Task to complete >> Extract every line of the material below and reproduce it faithfully.

Given information >>

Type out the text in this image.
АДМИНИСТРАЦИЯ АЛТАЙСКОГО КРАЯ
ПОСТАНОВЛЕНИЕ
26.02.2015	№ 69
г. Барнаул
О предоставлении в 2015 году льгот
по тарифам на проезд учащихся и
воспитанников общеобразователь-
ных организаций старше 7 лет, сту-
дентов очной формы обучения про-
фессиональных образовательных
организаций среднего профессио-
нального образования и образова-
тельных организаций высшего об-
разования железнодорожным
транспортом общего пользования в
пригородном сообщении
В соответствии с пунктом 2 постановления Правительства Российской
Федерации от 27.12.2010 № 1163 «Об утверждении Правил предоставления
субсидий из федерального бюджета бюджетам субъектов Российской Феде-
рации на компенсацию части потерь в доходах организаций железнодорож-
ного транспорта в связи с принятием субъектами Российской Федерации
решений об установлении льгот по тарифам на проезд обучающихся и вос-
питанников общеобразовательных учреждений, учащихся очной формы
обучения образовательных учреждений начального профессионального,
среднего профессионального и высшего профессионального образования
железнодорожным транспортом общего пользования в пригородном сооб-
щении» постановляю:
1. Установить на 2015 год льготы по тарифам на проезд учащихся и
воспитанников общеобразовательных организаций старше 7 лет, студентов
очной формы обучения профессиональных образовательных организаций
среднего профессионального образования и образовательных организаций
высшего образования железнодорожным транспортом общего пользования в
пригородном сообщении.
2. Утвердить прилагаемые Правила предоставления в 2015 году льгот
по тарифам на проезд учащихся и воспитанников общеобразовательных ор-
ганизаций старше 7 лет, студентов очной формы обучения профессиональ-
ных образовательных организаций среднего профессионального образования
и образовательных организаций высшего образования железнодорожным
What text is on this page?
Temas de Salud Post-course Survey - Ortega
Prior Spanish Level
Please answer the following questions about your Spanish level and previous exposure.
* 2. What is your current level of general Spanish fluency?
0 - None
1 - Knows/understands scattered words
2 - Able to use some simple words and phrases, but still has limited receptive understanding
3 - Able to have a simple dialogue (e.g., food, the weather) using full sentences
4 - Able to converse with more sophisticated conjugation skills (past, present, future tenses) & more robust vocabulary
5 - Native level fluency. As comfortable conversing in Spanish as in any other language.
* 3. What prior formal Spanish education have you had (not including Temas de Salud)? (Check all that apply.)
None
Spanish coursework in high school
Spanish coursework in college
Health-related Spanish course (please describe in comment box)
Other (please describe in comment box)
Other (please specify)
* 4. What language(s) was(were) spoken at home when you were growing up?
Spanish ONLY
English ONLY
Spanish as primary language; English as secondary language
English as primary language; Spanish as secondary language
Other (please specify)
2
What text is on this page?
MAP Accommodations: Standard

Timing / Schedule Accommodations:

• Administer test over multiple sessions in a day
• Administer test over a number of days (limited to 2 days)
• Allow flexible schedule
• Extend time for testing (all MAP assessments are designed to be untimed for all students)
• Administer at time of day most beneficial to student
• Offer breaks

Written reply >>
Type out the text in this image.
АДМИНИСТРАЦИЯ АЛТАЙСКОГО КРАЯ
ПОСТАНОВЛЕНИЕ
26.02.2015	№ 69
г. Барнаул
О предоставлении в 2015 году льгот
по тарифам на проезд учащихся и
воспитанников общеобразователь-
ных организаций старше 7 лет, сту-
дентов очной формы обучения про-
фессиональных образовательных
организаций среднего профессио-
нального образования и образова-
тельных организаций высшего об-
разования железнодорожным
транспортом общего пользования в
пригородном сообщении
В соответствии с пунктом 2 постановления Правительства Российской
Федерации от 27.12.2010 № 1163 «Об утверждении Правил предоставления
субсидий из федерального бюджета бюджетам субъектов Российской Феде-
рации на компенсацию части потерь в доходах организаций железнодорож-
ного транспорта в связи с принятием субъектами Российской Федерации
решений об установлении льгот по тарифам на проезд обучающихся и вос-
питанников общеобразовательных учреждений, учащихся очной формы
обучения образовательных учреждений начального профессионального,
среднего профессионального и высшего профессионального образования
железнодорожным транспортом общего пользования в пригородном сооб-
щении» постановляю:
1. Установить на 2015 год льготы по тарифам на проезд учащихся и
воспитанников общеобразовательных организаций старше 7 лет, студентов
очной формы обучения профессиональных образовательных организаций
среднего профессионального образования и образовательных организаций
высшего образования железнодорожным транспортом общего пользования в
пригородном сообщении.
2. Утвердить прилагаемые Правила предоставления в 2015 году льгот
по тарифам на проезд учащихся и воспитанников общеобразовательных ор-
ганизаций старше 7 лет, студентов очной формы обучения профессиональ-
ных образовательных организаций среднего профессионального образования
и образовательных организаций высшего образования железнодорожным
What text is on this page?
Temas de Salud Post-course Survey - Ortega
Prior Spanish Level
Please answer the following questions about your Spanish level and previous exposure.
* 2. What is your current level of general Spanish fluency?
0 - None
1 - Knows/understands scattered words
2 - Able to use some simple words and phrases, but still has limited receptive understanding
3 - Able to have a simple dialogue (e.g., food, the weather) using full sentences
4 - Able to converse with more sophisticated conjugation skills (past, present, future tenses) & more robust vocabulary
5 - Native level fluency. As comfortable conversing in Spanish as in any other language.
* 3. What prior formal Spanish education have you had (not including Temas de Salud)? (Check all that apply.)
None
Spanish coursework in high school
Spanish coursework in college
Health-related Spanish course (please describe in comment box)
Other (please describe in comment box)
Other (please specify)
* 4. What language(s) was(were) spoken at home when you were growing up?
Spanish ONLY
English ONLY
Spanish as primary language; English as secondary language
English as primary language; Spanish as secondary language
Other (please specify)
2
What text is on this page?
MAP Accommodations: Standard

Timing / Schedule Accommodations:

• Administer test over multiple sessions in a day
• Administer test over a number of days (limited to 2 days)
• Allow flexible schedule
• Extend time for testing (all MAP assessments are designed to be untimed for all students)
• Administer at time of day most beneficial to student
• Offer breaks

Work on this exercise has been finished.